Dataset items
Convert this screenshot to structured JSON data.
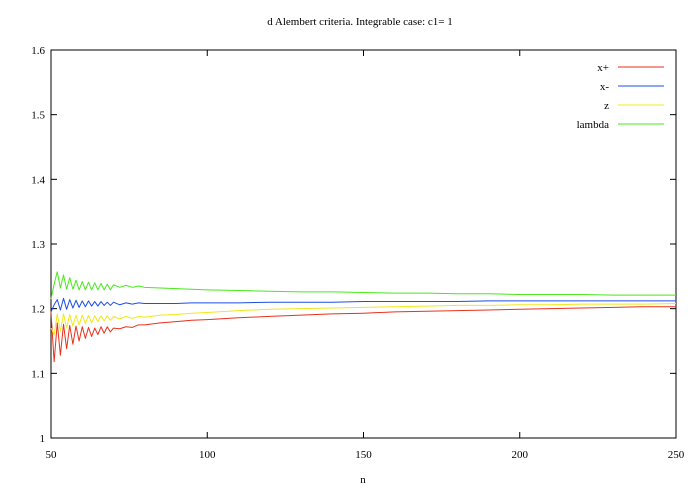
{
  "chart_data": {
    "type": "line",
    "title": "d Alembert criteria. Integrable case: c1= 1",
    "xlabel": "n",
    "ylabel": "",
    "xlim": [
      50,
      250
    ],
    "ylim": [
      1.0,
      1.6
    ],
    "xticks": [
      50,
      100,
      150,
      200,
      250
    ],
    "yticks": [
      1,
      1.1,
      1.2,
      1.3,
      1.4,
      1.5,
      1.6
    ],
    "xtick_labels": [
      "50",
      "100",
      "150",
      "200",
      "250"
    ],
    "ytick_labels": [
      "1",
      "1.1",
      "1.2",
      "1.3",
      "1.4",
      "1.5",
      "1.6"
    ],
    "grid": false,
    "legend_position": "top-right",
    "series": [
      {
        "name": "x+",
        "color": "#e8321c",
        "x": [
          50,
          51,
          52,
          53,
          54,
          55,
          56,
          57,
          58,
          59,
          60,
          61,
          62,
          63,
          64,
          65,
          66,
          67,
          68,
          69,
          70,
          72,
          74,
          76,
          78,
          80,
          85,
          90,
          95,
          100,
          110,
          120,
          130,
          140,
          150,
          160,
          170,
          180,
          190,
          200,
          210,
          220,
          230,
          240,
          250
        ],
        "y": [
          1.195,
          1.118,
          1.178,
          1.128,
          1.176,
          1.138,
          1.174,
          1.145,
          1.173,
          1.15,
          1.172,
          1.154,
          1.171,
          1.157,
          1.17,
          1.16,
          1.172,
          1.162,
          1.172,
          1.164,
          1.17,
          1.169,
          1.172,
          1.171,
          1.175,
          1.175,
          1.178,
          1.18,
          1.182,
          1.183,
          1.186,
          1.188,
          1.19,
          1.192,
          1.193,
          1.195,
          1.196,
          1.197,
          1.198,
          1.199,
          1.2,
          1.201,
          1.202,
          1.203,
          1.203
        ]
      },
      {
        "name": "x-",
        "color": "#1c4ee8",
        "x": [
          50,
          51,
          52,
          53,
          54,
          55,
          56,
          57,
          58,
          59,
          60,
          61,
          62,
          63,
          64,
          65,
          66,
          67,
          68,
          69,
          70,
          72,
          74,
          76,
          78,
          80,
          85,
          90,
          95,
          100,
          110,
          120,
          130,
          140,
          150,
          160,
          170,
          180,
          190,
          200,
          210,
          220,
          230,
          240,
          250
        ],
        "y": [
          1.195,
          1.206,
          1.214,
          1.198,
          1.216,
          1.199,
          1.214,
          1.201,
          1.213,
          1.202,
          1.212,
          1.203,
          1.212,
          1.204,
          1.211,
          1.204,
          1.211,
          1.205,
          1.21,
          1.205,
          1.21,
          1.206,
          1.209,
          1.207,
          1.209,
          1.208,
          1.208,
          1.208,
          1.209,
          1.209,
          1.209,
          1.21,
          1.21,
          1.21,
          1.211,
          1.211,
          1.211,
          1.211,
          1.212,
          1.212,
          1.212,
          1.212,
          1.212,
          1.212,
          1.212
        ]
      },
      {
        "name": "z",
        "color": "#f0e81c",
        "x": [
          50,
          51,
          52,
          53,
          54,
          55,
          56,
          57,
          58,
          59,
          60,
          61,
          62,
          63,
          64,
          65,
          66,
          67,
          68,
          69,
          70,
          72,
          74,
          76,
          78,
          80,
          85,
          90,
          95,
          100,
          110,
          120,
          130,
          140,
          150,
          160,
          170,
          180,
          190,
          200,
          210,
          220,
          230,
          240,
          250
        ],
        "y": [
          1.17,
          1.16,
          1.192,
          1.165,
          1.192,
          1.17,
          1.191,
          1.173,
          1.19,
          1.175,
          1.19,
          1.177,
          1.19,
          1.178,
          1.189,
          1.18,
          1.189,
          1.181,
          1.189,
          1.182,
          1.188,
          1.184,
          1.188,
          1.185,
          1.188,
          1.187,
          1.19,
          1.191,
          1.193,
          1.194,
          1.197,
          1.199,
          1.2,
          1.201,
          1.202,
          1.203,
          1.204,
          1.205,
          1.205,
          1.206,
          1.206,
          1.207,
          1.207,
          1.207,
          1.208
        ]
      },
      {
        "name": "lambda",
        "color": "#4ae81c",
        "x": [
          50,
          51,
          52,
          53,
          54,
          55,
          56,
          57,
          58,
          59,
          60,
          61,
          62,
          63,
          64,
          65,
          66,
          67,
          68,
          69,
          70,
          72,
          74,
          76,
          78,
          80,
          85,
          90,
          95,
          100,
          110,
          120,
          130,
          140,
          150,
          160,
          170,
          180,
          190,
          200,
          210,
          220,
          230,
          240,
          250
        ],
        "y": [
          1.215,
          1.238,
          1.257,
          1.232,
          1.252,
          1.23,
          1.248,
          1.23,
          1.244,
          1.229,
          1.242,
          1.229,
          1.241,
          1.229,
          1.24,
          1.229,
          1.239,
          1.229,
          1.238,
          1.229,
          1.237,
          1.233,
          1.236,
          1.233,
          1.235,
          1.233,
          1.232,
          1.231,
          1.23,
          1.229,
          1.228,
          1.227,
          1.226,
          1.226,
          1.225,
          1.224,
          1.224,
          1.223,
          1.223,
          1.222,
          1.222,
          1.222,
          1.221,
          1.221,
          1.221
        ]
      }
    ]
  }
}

* [Objective] Examine the entries and report how many of their lines contain the string "color", giving no more than the number.

* [The reply] 4